[Items from a data source]
◇ ◇ ◇ ◇ ◇

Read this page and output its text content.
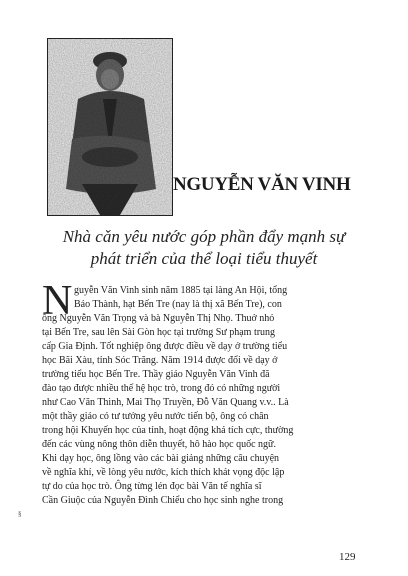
NGUYỄN VĂN VINH
Nhà cǎn yêu nước góp phần đẩy mạnh sự
phát triển của thể loại tiểu thuyết
N guyễn Văn Vinh sinh năm 1885 tại làng An Hội, tổng
Bảo Thành, hạt Bến Tre (nay là thị xã Bến Tre), con
ông Nguyễn Văn Trọng và bà Nguyễn Thị Nhọ. Thuở nhỏ
tại Bến Tre, sau lên Sài Gòn học tại trường Sư phạm trung
cấp Gia Định. Tốt nghiệp ông được điều về dạy ở trường tiểu
học Bãi Xàu, tỉnh Sóc Trăng. Năm 1914 được đổi về dạy ở
trường tiểu học Bến Tre. Thầy giáo Nguyễn Văn Vinh đã
đào tạo được nhiều thế hệ học trò, trong đó có những người
như Cao Văn Thinh, Mai Thọ Truyền, Đỗ Văn Quang v.v.. Là
một thầy giáo có tư tưởng yêu nước tiến bộ, ông có chân
trong hội Khuyến học của tỉnh, hoạt động khá tích cực, thường
đến các vùng nông thôn diễn thuyết, hô hào học quốc ngữ.
Khi dạy học, ông lồng vào các bài giảng những câu chuyện
về nghĩa khí, về lòng yêu nước, kích thích khát vọng độc lập
tự do của học trò. Ông từng lén đọc bài Văn tế nghĩa sĩ
Cần Giuộc của Nguyễn Đình Chiểu cho học sinh nghe trong
§
129
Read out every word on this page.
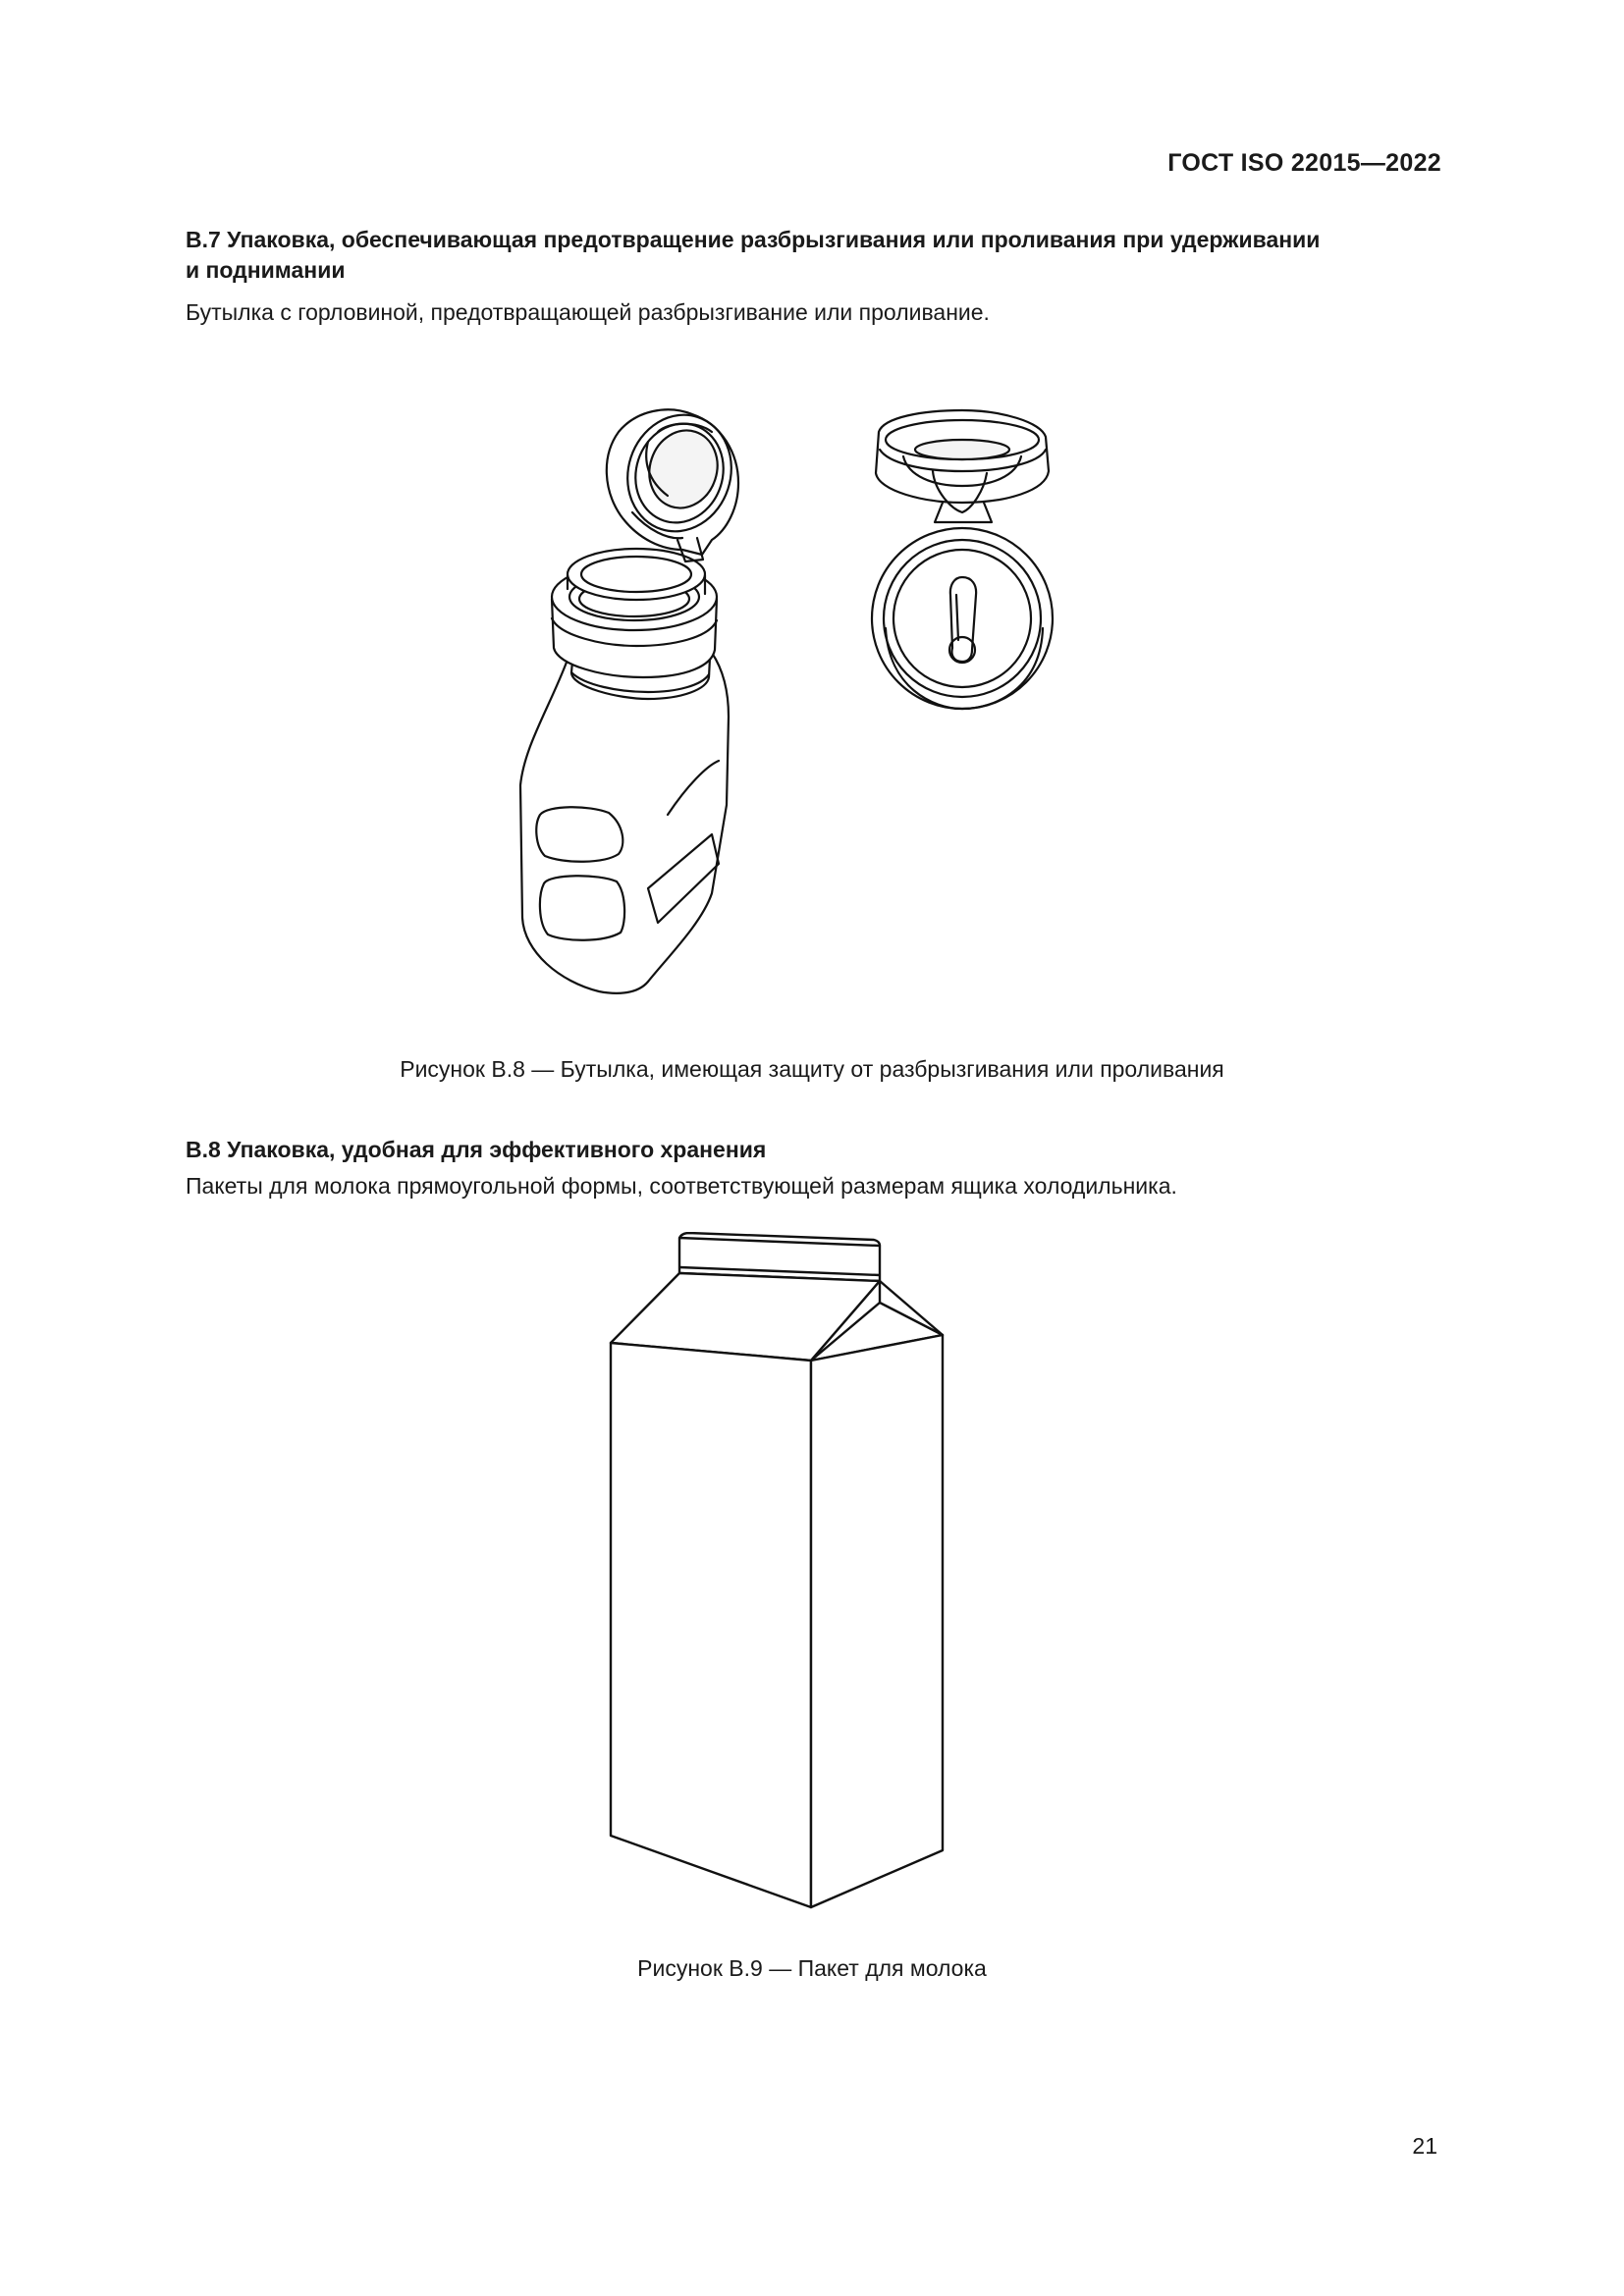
ГОСТ ISO 22015—2022
B.7 Упаковка, обеспечивающая предотвращение разбрызгивания или проливания при удерживании
и поднимании
Бутылка с горловиной, предотвращающей разбрызгивание или проливание.
Рисунок B.8 — Бутылка, имеющая защиту от разбрызгивания или проливания
B.8 Упаковка, удобная для эффективного хранения
Пакеты для молока прямоугольной формы, соответствующей размерам ящика холодильника.
Рисунок B.9 — Пакет для молока
21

◇ ◇ ◇ ◇ ◇

Images in the data above are to be skipped. Retype all other material exactly.

Read this page and output its text content.
NGUYỄN VĂN VINH
Nhà cǎn yêu nước góp phần đẩy mạnh sự
phát triển của thể loại tiểu thuyết
N guyễn Văn Vinh sinh năm 1885 tại làng An Hội, tổng
Bảo Thành, hạt Bến Tre (nay là thị xã Bến Tre), con
ông Nguyễn Văn Trọng và bà Nguyễn Thị Nhọ. Thuở nhỏ
tại Bến Tre, sau lên Sài Gòn học tại trường Sư phạm trung
cấp Gia Định. Tốt nghiệp ông được điều về dạy ở trường tiểu
học Bãi Xàu, tỉnh Sóc Trăng. Năm 1914 được đổi về dạy ở
trường tiểu học Bến Tre. Thầy giáo Nguyễn Văn Vinh đã
đào tạo được nhiều thế hệ học trò, trong đó có những người
như Cao Văn Thinh, Mai Thọ Truyền, Đỗ Văn Quang v.v.. Là
một thầy giáo có tư tưởng yêu nước tiến bộ, ông có chân
trong hội Khuyến học của tỉnh, hoạt động khá tích cực, thường
đến các vùng nông thôn diễn thuyết, hô hào học quốc ngữ.
Khi dạy học, ông lồng vào các bài giảng những câu chuyện
về nghĩa khí, về lòng yêu nước, kích thích khát vọng độc lập
tự do của học trò. Ông từng lén đọc bài Văn tế nghĩa sĩ
Cần Giuộc của Nguyễn Đình Chiểu cho học sinh nghe trong
§
129
Read out every word on this page.
ГОСТ ISO 22015—2022
B.7 Упаковка, обеспечивающая предотвращение разбрызгивания или проливания при удерживании
и поднимании
Бутылка с горловиной, предотвращающей разбрызгивание или проливание.
Рисунок B.8 — Бутылка, имеющая защиту от разбрызгивания или проливания
B.8 Упаковка, удобная для эффективного хранения
Пакеты для молока прямоугольной формы, соответствующей размерам ящика холодильника.
Рисунок B.9 — Пакет для молока
21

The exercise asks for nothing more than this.